BEGIN Given data

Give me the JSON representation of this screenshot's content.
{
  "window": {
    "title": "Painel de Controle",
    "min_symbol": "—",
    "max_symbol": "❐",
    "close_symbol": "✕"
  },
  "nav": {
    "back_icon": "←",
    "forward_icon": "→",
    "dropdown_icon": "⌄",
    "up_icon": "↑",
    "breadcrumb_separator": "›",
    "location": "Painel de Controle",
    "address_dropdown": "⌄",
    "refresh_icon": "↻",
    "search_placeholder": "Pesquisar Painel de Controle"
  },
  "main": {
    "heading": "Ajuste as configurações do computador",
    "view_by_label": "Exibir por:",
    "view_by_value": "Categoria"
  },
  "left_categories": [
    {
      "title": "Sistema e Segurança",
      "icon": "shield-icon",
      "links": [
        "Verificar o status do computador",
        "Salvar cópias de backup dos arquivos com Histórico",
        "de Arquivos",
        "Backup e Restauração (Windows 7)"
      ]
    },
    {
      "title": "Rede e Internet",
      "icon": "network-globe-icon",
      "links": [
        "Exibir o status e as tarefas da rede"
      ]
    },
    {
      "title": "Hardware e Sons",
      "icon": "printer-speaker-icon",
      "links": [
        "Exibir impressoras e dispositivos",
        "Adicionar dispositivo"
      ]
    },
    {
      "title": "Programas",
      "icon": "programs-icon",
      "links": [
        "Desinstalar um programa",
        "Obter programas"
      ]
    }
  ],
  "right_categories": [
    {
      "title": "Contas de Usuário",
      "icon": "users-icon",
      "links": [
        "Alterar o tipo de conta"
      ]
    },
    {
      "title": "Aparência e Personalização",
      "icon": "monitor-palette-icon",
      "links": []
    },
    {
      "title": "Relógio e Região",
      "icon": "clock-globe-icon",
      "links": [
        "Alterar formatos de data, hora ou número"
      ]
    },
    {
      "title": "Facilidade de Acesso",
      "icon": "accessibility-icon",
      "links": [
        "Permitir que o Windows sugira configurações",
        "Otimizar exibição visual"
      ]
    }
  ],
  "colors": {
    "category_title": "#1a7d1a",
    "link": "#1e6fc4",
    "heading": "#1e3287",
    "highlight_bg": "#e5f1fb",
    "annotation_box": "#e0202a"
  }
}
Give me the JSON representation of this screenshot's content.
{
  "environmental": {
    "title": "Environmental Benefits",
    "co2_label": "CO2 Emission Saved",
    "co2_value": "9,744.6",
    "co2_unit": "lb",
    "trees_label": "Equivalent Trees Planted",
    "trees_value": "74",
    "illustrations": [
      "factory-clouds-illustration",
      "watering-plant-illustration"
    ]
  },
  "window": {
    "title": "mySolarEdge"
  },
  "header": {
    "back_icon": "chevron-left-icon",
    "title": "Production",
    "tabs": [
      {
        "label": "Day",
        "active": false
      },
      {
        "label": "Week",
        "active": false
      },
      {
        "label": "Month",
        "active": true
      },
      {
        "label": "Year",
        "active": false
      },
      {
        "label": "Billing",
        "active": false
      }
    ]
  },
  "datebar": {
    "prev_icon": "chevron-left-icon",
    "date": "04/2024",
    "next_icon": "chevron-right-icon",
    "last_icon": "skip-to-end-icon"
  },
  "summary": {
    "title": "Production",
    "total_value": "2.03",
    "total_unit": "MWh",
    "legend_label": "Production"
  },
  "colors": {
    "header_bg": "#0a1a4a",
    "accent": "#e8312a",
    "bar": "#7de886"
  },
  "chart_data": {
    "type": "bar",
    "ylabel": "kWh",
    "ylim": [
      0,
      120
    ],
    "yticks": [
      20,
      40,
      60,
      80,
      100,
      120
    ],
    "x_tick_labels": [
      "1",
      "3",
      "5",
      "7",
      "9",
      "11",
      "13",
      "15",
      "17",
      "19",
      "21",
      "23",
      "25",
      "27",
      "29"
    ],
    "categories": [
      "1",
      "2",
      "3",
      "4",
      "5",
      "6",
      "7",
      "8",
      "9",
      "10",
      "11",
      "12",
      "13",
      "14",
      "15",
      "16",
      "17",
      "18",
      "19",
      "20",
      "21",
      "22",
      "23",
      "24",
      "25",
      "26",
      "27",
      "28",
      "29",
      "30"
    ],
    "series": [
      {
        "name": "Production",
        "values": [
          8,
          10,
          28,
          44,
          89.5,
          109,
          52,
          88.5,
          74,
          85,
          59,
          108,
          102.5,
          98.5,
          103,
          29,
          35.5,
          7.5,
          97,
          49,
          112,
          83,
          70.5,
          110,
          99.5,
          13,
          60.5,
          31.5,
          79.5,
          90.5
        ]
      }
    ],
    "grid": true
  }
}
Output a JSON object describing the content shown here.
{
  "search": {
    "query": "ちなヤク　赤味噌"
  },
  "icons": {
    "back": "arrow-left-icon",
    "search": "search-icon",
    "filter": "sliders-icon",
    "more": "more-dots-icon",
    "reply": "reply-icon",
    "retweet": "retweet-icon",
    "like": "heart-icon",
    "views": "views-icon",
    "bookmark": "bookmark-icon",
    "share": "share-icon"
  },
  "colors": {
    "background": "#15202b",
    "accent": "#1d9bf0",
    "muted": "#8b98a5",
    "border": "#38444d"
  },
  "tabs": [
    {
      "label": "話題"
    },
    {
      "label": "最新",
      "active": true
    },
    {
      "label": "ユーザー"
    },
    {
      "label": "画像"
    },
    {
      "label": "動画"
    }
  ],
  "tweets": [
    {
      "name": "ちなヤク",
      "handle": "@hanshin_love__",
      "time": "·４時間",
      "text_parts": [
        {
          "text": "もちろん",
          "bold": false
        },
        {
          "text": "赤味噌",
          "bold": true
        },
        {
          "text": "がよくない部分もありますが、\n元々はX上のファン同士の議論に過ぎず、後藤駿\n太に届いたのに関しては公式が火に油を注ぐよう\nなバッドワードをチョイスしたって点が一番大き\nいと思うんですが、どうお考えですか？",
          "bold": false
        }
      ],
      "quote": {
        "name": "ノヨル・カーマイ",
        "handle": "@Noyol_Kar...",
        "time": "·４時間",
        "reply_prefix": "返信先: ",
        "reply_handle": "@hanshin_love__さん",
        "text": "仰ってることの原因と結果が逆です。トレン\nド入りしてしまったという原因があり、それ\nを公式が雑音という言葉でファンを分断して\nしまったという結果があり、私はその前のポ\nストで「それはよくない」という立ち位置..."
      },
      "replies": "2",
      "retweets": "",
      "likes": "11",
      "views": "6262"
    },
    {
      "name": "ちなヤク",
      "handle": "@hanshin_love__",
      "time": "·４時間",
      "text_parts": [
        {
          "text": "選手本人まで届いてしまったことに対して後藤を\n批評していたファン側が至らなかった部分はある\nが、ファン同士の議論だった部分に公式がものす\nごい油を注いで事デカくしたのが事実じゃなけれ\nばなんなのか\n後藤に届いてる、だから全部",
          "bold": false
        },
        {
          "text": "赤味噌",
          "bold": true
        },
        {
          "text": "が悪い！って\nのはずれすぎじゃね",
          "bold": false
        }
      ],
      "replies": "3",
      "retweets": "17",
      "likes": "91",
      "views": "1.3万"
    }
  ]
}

END Given data

▶ **Set problem**
The records above should be repeated in full, exactly as given.

▶ **Response to this exercise**
Give me the JSON representation of this screenshot's content.
{
  "window": {
    "title": "Painel de Controle",
    "min_symbol": "—",
    "max_symbol": "❐",
    "close_symbol": "✕"
  },
  "nav": {
    "back_icon": "←",
    "forward_icon": "→",
    "dropdown_icon": "⌄",
    "up_icon": "↑",
    "breadcrumb_separator": "›",
    "location": "Painel de Controle",
    "address_dropdown": "⌄",
    "refresh_icon": "↻",
    "search_placeholder": "Pesquisar Painel de Controle"
  },
  "main": {
    "heading": "Ajuste as configurações do computador",
    "view_by_label": "Exibir por:",
    "view_by_value": "Categoria"
  },
  "left_categories": [
    {
      "title": "Sistema e Segurança",
      "icon": "shield-icon",
      "links": [
        "Verificar o status do computador",
        "Salvar cópias de backup dos arquivos com Histórico",
        "de Arquivos",
        "Backup e Restauração (Windows 7)"
      ]
    },
    {
      "title": "Rede e Internet",
      "icon": "network-globe-icon",
      "links": [
        "Exibir o status e as tarefas da rede"
      ]
    },
    {
      "title": "Hardware e Sons",
      "icon": "printer-speaker-icon",
      "links": [
        "Exibir impressoras e dispositivos",
        "Adicionar dispositivo"
      ]
    },
    {
      "title": "Programas",
      "icon": "programs-icon",
      "links": [
        "Desinstalar um programa",
        "Obter programas"
      ]
    }
  ],
  "right_categories": [
    {
      "title": "Contas de Usuário",
      "icon": "users-icon",
      "links": [
        "Alterar o tipo de conta"
      ]
    },
    {
      "title": "Aparência e Personalização",
      "icon": "monitor-palette-icon",
      "links": []
    },
    {
      "title": "Relógio e Região",
      "icon": "clock-globe-icon",
      "links": [
        "Alterar formatos de data, hora ou número"
      ]
    },
    {
      "title": "Facilidade de Acesso",
      "icon": "accessibility-icon",
      "links": [
        "Permitir que o Windows sugira configurações",
        "Otimizar exibição visual"
      ]
    }
  ],
  "colors": {
    "category_title": "#1a7d1a",
    "link": "#1e6fc4",
    "heading": "#1e3287",
    "highlight_bg": "#e5f1fb",
    "annotation_box": "#e0202a"
  }
}
Give me the JSON representation of this screenshot's content.
{
  "environmental": {
    "title": "Environmental Benefits",
    "co2_label": "CO2 Emission Saved",
    "co2_value": "9,744.6",
    "co2_unit": "lb",
    "trees_label": "Equivalent Trees Planted",
    "trees_value": "74",
    "illustrations": [
      "factory-clouds-illustration",
      "watering-plant-illustration"
    ]
  },
  "window": {
    "title": "mySolarEdge"
  },
  "header": {
    "back_icon": "chevron-left-icon",
    "title": "Production",
    "tabs": [
      {
        "label": "Day",
        "active": false
      },
      {
        "label": "Week",
        "active": false
      },
      {
        "label": "Month",
        "active": true
      },
      {
        "label": "Year",
        "active": false
      },
      {
        "label": "Billing",
        "active": false
      }
    ]
  },
  "datebar": {
    "prev_icon": "chevron-left-icon",
    "date": "04/2024",
    "next_icon": "chevron-right-icon",
    "last_icon": "skip-to-end-icon"
  },
  "summary": {
    "title": "Production",
    "total_value": "2.03",
    "total_unit": "MWh",
    "legend_label": "Production"
  },
  "colors": {
    "header_bg": "#0a1a4a",
    "accent": "#e8312a",
    "bar": "#7de886"
  },
  "chart_data": {
    "type": "bar",
    "ylabel": "kWh",
    "ylim": [
      0,
      120
    ],
    "yticks": [
      20,
      40,
      60,
      80,
      100,
      120
    ],
    "x_tick_labels": [
      "1",
      "3",
      "5",
      "7",
      "9",
      "11",
      "13",
      "15",
      "17",
      "19",
      "21",
      "23",
      "25",
      "27",
      "29"
    ],
    "categories": [
      "1",
      "2",
      "3",
      "4",
      "5",
      "6",
      "7",
      "8",
      "9",
      "10",
      "11",
      "12",
      "13",
      "14",
      "15",
      "16",
      "17",
      "18",
      "19",
      "20",
      "21",
      "22",
      "23",
      "24",
      "25",
      "26",
      "27",
      "28",
      "29",
      "30"
    ],
    "series": [
      {
        "name": "Production",
        "values": [
          8,
          10,
          28,
          44,
          89.5,
          109,
          52,
          88.5,
          74,
          85,
          59,
          108,
          102.5,
          98.5,
          103,
          29,
          35.5,
          7.5,
          97,
          49,
          112,
          83,
          70.5,
          110,
          99.5,
          13,
          60.5,
          31.5,
          79.5,
          90.5
        ]
      }
    ],
    "grid": true
  }
}
Output a JSON object describing the content shown here.
{
  "search": {
    "query": "ちなヤク　赤味噌"
  },
  "icons": {
    "back": "arrow-left-icon",
    "search": "search-icon",
    "filter": "sliders-icon",
    "more": "more-dots-icon",
    "reply": "reply-icon",
    "retweet": "retweet-icon",
    "like": "heart-icon",
    "views": "views-icon",
    "bookmark": "bookmark-icon",
    "share": "share-icon"
  },
  "colors": {
    "background": "#15202b",
    "accent": "#1d9bf0",
    "muted": "#8b98a5",
    "border": "#38444d"
  },
  "tabs": [
    {
      "label": "話題"
    },
    {
      "label": "最新",
      "active": true
    },
    {
      "label": "ユーザー"
    },
    {
      "label": "画像"
    },
    {
      "label": "動画"
    }
  ],
  "tweets": [
    {
      "name": "ちなヤク",
      "handle": "@hanshin_love__",
      "time": "·４時間",
      "text_parts": [
        {
          "text": "もちろん",
          "bold": false
        },
        {
          "text": "赤味噌",
          "bold": true
        },
        {
          "text": "がよくない部分もありますが、\n元々はX上のファン同士の議論に過ぎず、後藤駿\n太に届いたのに関しては公式が火に油を注ぐよう\nなバッドワードをチョイスしたって点が一番大き\nいと思うんですが、どうお考えですか？",
          "bold": false
        }
      ],
      "quote": {
        "name": "ノヨル・カーマイ",
        "handle": "@Noyol_Kar...",
        "time": "·４時間",
        "reply_prefix": "返信先: ",
        "reply_handle": "@hanshin_love__さん",
        "text": "仰ってることの原因と結果が逆です。トレン\nド入りしてしまったという原因があり、それ\nを公式が雑音という言葉でファンを分断して\nしまったという結果があり、私はその前のポ\nストで「それはよくない」という立ち位置..."
      },
      "replies": "2",
      "retweets": "",
      "likes": "11",
      "views": "6262"
    },
    {
      "name": "ちなヤク",
      "handle": "@hanshin_love__",
      "time": "·４時間",
      "text_parts": [
        {
          "text": "選手本人まで届いてしまったことに対して後藤を\n批評していたファン側が至らなかった部分はある\nが、ファン同士の議論だった部分に公式がものす\nごい油を注いで事デカくしたのが事実じゃなけれ\nばなんなのか\n後藤に届いてる、だから全部",
          "bold": false
        },
        {
          "text": "赤味噌",
          "bold": true
        },
        {
          "text": "が悪い！って\nのはずれすぎじゃね",
          "bold": false
        }
      ],
      "replies": "3",
      "retweets": "17",
      "likes": "91",
      "views": "1.3万"
    }
  ]
}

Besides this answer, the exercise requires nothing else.